START

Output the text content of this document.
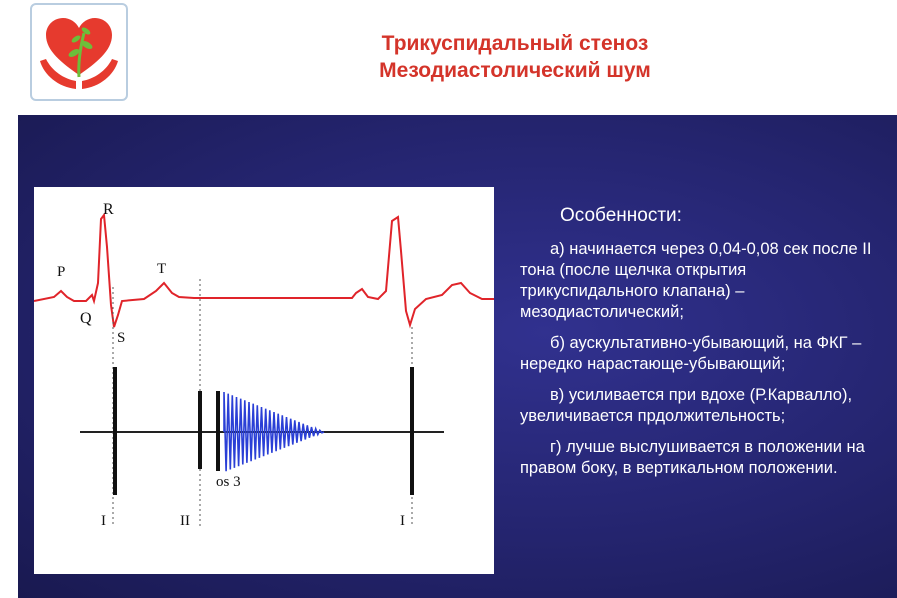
Трикуспидальный стеноз
Мезодиастолический шум
R
P	T
Q
S
os 3
I	II	I
Особенности:
а) начинается через 0,04-0,08 сек после II тона (после щелчка открытия трикуспидального клапана) – мезодиастолический;
б) аускультативно-убывающий, на ФКГ – нередко нарастающе-убывающий;
в) усиливается при вдохе (Р.Карвалло), увеличивается прдолжительность;
г) лучше выслушивается в положении на правом боку, в вертикальном положении.
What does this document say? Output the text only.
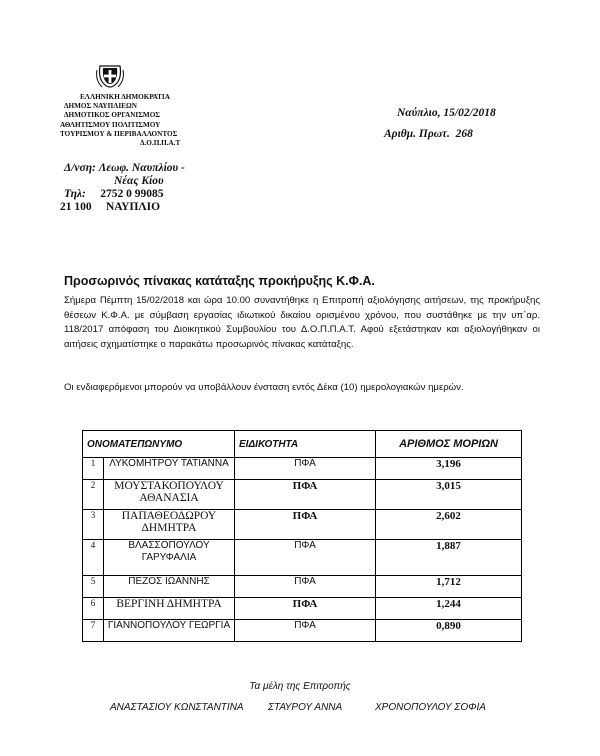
ΕΛΛΗΝΙΚΗ ΔΗΜΟΚΡΑΤΙΑ
ΔΗΜΟΣ ΝΑΥΠΛΙΕΩΝ
ΔΗΜΟΤΙΚΟΣ ΟΡΓΑΝΙΣΜΟΣ
ΑΘΛΗΤΙΣΜΟΥ ΠΟΛΙΤΙΣΜΟΥ
ΤΟΥΡΙΣΜΟΥ & ΠΕΡΙΒΑΛΛΟΝΤΟΣ
Δ.Ο.Π.Π.Α.Τ
Δ/νση: Λεωφ. Ναυπλίου -
Νέας Κίου
Τηλ: 2752 0 99085
21 100 ΝΑΥΠΛΙΟ
Ναύπλιο, 15/02/2018
Αριθμ. Πρωτ. 268
Προσωρινός πίνακας κατάταξης προκήρυξης Κ.Φ.Α.
Σήμερα Πέμπτη 15/02/2018 και ώρα 10.00 συναντήθηκε η Επιτροπή αξιολόγησης αιτήσεων, της προκήρυξης θέσεων Κ.Φ.Α. με σύμβαση εργασίας ιδιωτικού δικαίου ορισμένου χρόνου, που συστάθηκε με την υπ΄αρ. 118/2017 απόφαση του Διοικητικού Συμβουλίου του Δ.Ο.Π.Π.Α.Τ. Αφού εξετάστηκαν και αξιολογήθηκαν οι αιτήσεις σχηματίστηκε ο παρακάτω προσωρινός πίνακας κατάταξης.
Οι ενδιαφερόμενοι μπορούν να υποβάλλουν ένσταση εντός Δέκα (10) ημερολογιακών ημερών.
ΟΝΟΜΑΤΕΠΩΝΥΜΟ		ΕΙΔΙΚΟΤΗΤΑ	ΑΡΙΘΜΟΣ ΜΟΡΙΩΝ
1	ΛΥΚΟΜΗΤΡΟΥ ΤΑΤΙΑΝΝΑ	ΠΦΑ	3,196
2	ΜΟΥΣΤΑΚΟΠΟΥΛΟΥ ΑΘΑΝΑΣΙΑ	ΠΦΑ	3,015
3	ΠΑΠΑΘΕΟΔΩΡΟΥ ΔΗΜΗΤΡΑ	ΠΦΑ	2,602
4	ΒΛΑΣΣΟΠΟΥΛΟΥ ΓΑΡΥΦΑΛΙΑ	ΠΦΑ	1,887
5	ΠΕΖΟΣ ΙΩΑΝΝΗΣ	ΠΦΑ	1,712
6	ΒΕΡΓΙΝΗ ΔΗΜΗΤΡΑ	ΠΦΑ	1,244
7	ΓΙΑΝΝΟΠΟΥΛΟΥ ΓΕΩΡΓΙΑ	ΠΦΑ	0,890
Τα μέλη της Επιτροπής
ΑΝΑΣΤΑΣΙΟΥ ΚΩΝΣΤΑΝΤΙΝΑ ΣΤΑΥΡΟΥ ΑΝΝΑ	ΧΡΟΝΟΠΟΥΛΟΥ ΣΟΦΙΑ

END

### [Stated problem]
Output all of the records exactly as they appear above, but not the pictures.

### [Completed exercise]
Output the text content of this document.
Трикуспидальный стеноз
Мезодиастолический шум
R
P	T
Q
S
os 3
I	II	I
Особенности:
а) начинается через 0,04-0,08 сек после II тона (после щелчка открытия трикуспидального клапана) – мезодиастолический;
б) аускультативно-убывающий, на ФКГ – нередко нарастающе-убывающий;
в) усиливается при вдохе (Р.Карвалло), увеличивается прдолжительность;
г) лучше выслушивается в положении на правом боку, в вертикальном положении.
What does this document say? Output the text only.
ΕΛΛΗΝΙΚΗ ΔΗΜΟΚΡΑΤΙΑ
ΔΗΜΟΣ ΝΑΥΠΛΙΕΩΝ
ΔΗΜΟΤΙΚΟΣ ΟΡΓΑΝΙΣΜΟΣ
ΑΘΛΗΤΙΣΜΟΥ ΠΟΛΙΤΙΣΜΟΥ
ΤΟΥΡΙΣΜΟΥ & ΠΕΡΙΒΑΛΛΟΝΤΟΣ
Δ.Ο.Π.Π.Α.Τ
Δ/νση: Λεωφ. Ναυπλίου -
Νέας Κίου
Τηλ: 2752 0 99085
21 100 ΝΑΥΠΛΙΟ
Ναύπλιο, 15/02/2018
Αριθμ. Πρωτ. 268
Προσωρινός πίνακας κατάταξης προκήρυξης Κ.Φ.Α.
Σήμερα Πέμπτη 15/02/2018 και ώρα 10.00 συναντήθηκε η Επιτροπή αξιολόγησης αιτήσεων, της προκήρυξης θέσεων Κ.Φ.Α. με σύμβαση εργασίας ιδιωτικού δικαίου ορισμένου χρόνου, που συστάθηκε με την υπ΄αρ. 118/2017 απόφαση του Διοικητικού Συμβουλίου του Δ.Ο.Π.Π.Α.Τ. Αφού εξετάστηκαν και αξιολογήθηκαν οι αιτήσεις σχηματίστηκε ο παρακάτω προσωρινός πίνακας κατάταξης.
Οι ενδιαφερόμενοι μπορούν να υποβάλλουν ένσταση εντός Δέκα (10) ημερολογιακών ημερών.
ΟΝΟΜΑΤΕΠΩΝΥΜΟ		ΕΙΔΙΚΟΤΗΤΑ	ΑΡΙΘΜΟΣ ΜΟΡΙΩΝ
1	ΛΥΚΟΜΗΤΡΟΥ ΤΑΤΙΑΝΝΑ	ΠΦΑ	3,196
2	ΜΟΥΣΤΑΚΟΠΟΥΛΟΥ ΑΘΑΝΑΣΙΑ	ΠΦΑ	3,015
3	ΠΑΠΑΘΕΟΔΩΡΟΥ ΔΗΜΗΤΡΑ	ΠΦΑ	2,602
4	ΒΛΑΣΣΟΠΟΥΛΟΥ ΓΑΡΥΦΑΛΙΑ	ΠΦΑ	1,887
5	ΠΕΖΟΣ ΙΩΑΝΝΗΣ	ΠΦΑ	1,712
6	ΒΕΡΓΙΝΗ ΔΗΜΗΤΡΑ	ΠΦΑ	1,244
7	ΓΙΑΝΝΟΠΟΥΛΟΥ ΓΕΩΡΓΙΑ	ΠΦΑ	0,890
Τα μέλη της Επιτροπής
ΑΝΑΣΤΑΣΙΟΥ ΚΩΝΣΤΑΝΤΙΝΑ ΣΤΑΥΡΟΥ ΑΝΝΑ	ΧΡΟΝΟΠΟΥΛΟΥ ΣΟΦΙΑ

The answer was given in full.